TASK DIRECTIONS =>
Count the lines that include the string "hình", and give only that number.

........

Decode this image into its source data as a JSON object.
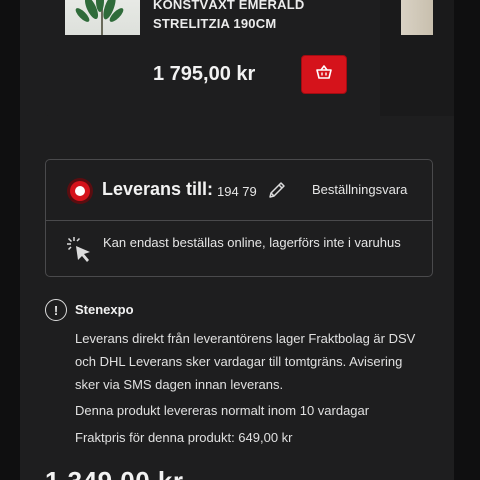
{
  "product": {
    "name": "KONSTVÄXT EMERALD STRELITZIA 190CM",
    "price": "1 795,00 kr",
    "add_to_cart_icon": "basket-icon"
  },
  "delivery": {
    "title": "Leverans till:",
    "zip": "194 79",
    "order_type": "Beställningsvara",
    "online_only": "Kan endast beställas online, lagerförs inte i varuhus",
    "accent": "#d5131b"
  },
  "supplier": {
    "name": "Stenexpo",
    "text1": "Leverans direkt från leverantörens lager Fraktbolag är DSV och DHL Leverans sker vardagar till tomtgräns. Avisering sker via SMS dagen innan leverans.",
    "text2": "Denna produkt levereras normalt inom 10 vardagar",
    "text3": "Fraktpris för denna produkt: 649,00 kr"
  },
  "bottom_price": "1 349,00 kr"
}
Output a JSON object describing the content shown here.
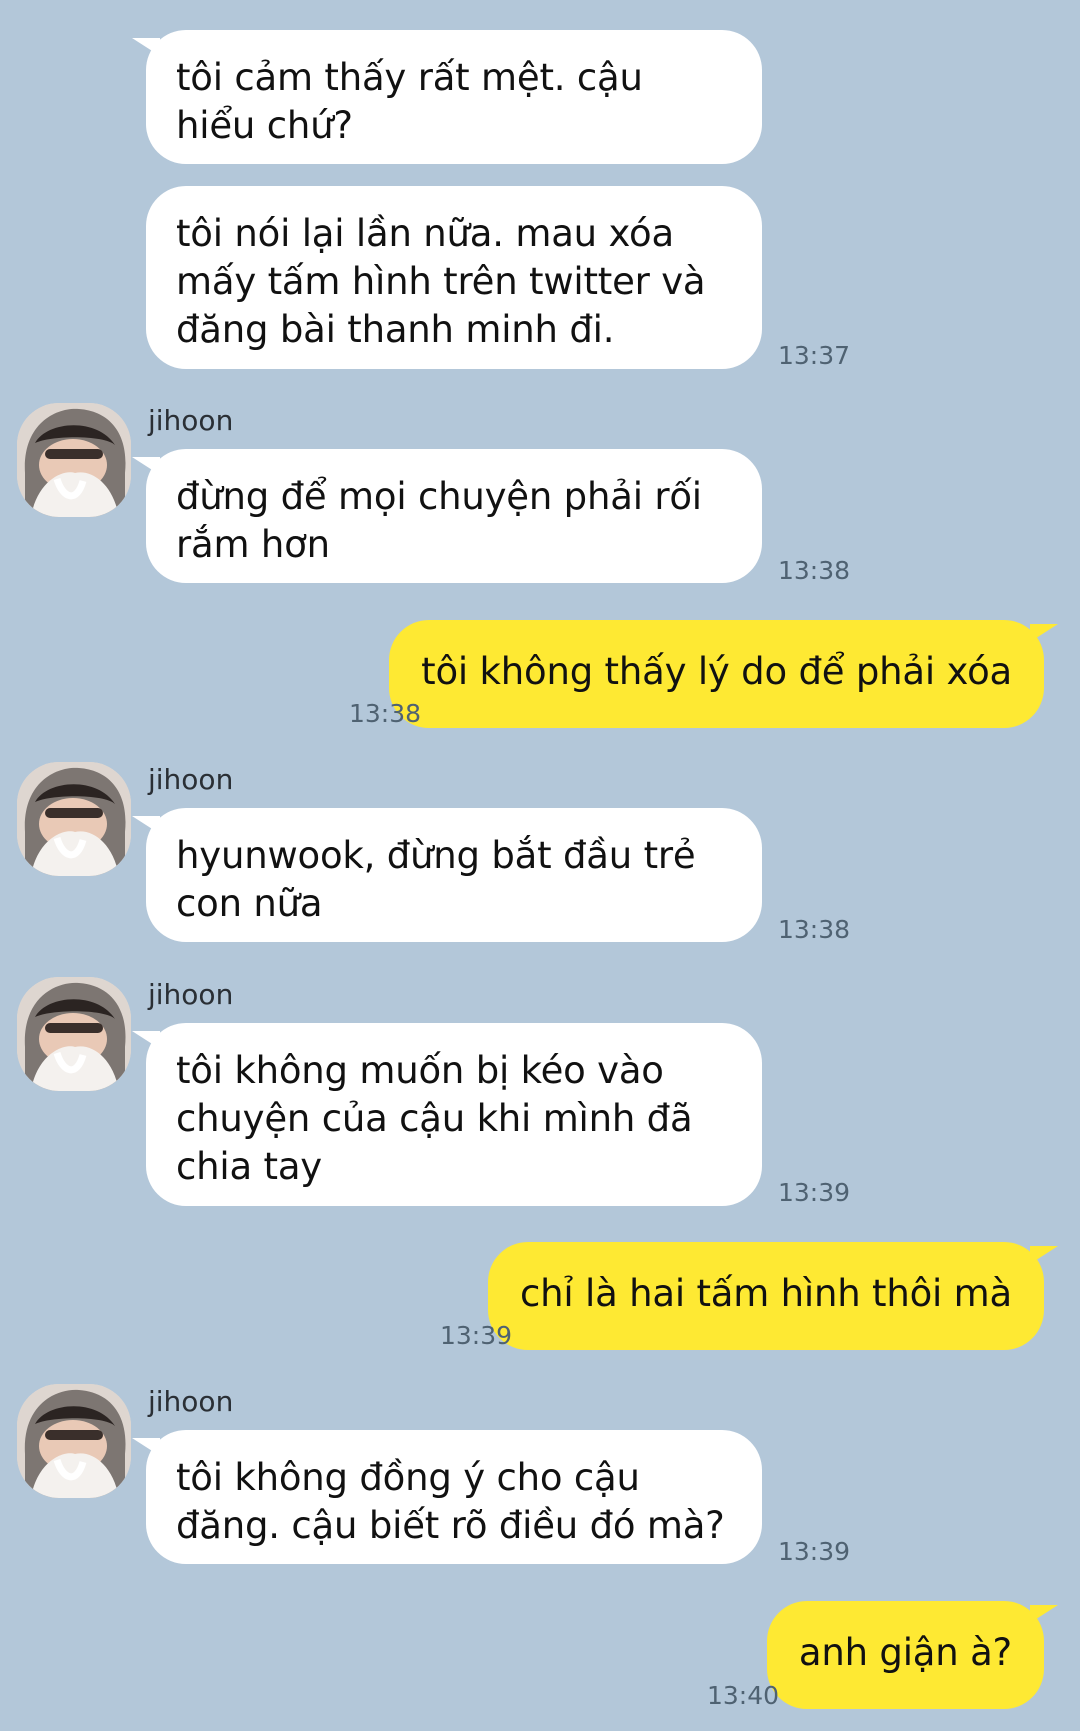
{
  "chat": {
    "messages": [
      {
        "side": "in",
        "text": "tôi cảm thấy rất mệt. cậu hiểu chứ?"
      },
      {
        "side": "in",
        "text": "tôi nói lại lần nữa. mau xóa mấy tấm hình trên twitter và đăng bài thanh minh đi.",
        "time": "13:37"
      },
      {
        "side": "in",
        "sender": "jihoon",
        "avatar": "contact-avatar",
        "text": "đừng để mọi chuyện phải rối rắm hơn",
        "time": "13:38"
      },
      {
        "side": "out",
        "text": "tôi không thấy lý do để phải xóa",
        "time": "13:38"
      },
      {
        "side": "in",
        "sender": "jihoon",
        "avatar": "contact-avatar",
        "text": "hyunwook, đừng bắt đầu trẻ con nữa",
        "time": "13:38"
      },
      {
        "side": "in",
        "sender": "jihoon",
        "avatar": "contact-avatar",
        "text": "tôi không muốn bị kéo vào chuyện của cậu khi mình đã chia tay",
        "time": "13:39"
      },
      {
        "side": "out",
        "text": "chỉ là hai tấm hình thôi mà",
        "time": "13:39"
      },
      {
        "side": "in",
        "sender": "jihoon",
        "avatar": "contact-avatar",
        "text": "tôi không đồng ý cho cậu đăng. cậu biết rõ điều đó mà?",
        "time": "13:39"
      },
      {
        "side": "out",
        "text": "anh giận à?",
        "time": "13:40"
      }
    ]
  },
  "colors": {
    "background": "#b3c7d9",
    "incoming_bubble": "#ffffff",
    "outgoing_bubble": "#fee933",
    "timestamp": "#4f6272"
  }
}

........

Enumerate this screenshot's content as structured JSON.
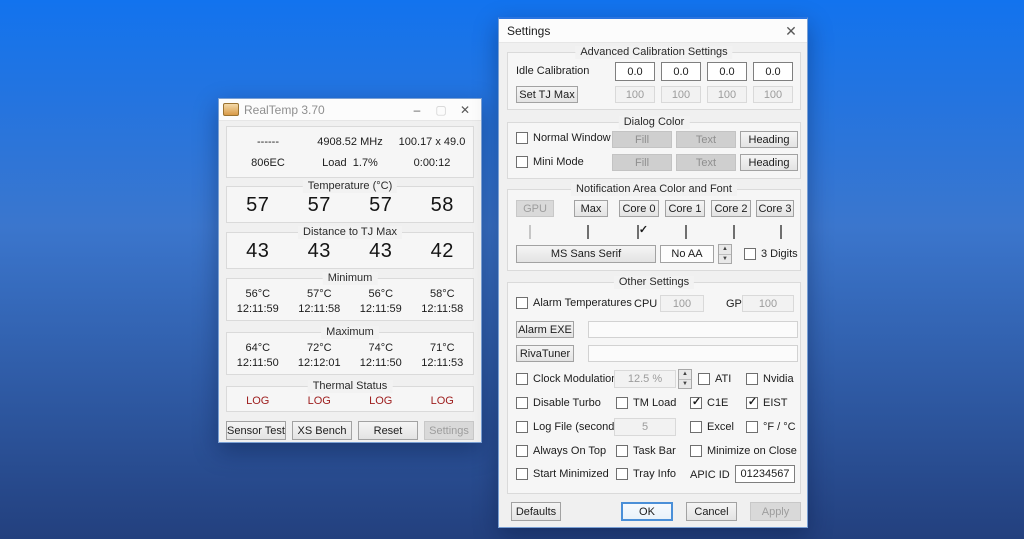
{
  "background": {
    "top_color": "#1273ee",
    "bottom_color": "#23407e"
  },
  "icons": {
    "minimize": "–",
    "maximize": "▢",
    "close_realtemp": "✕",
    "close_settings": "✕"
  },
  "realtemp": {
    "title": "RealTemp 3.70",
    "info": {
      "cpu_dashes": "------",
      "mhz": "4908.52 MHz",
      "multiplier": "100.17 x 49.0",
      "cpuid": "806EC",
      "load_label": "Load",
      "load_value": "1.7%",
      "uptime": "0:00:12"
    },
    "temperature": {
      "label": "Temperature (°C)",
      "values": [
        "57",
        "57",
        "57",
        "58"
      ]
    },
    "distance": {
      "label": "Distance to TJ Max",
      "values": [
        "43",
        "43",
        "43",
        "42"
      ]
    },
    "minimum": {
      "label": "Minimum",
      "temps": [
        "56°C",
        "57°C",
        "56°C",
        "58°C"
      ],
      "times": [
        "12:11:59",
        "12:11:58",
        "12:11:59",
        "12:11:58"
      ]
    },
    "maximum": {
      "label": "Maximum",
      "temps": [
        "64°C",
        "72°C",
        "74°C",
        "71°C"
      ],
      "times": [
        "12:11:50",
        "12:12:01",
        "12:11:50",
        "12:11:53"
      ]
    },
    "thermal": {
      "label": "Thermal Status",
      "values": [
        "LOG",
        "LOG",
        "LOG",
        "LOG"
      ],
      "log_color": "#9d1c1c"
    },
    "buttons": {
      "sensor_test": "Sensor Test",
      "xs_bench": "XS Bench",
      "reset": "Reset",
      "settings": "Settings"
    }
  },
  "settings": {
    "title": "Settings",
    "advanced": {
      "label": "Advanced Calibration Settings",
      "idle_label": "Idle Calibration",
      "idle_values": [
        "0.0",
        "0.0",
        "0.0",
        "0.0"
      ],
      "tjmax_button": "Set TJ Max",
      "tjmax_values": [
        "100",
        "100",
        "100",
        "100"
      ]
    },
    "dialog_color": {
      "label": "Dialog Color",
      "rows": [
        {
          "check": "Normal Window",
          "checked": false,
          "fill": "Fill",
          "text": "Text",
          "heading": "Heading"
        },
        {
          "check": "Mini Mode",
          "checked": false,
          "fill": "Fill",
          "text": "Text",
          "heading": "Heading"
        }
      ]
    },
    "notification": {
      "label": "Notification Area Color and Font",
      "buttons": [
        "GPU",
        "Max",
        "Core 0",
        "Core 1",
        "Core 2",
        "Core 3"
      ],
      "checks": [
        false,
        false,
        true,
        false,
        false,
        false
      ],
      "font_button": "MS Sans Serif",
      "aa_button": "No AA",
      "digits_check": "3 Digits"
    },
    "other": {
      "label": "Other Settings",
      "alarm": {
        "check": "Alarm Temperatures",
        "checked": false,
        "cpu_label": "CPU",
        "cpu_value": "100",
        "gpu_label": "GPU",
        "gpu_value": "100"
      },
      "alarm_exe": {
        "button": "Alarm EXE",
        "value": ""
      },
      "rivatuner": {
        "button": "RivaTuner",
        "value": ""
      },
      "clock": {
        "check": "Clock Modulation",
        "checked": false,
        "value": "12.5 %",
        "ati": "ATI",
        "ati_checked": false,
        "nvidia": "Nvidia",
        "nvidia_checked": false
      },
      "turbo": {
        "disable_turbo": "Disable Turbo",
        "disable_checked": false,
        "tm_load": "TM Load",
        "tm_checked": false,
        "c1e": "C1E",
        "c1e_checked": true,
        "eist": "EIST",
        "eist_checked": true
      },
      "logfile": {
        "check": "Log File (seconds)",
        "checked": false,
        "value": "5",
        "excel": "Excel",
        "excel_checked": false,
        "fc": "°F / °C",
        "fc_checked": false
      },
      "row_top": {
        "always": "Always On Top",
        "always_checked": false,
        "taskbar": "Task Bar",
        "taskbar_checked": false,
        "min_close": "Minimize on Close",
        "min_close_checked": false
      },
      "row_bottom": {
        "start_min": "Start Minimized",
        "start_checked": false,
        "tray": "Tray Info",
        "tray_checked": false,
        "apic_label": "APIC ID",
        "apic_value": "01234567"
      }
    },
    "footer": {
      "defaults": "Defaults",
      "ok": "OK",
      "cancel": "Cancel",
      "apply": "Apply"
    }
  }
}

........

TASK RESULT =>
2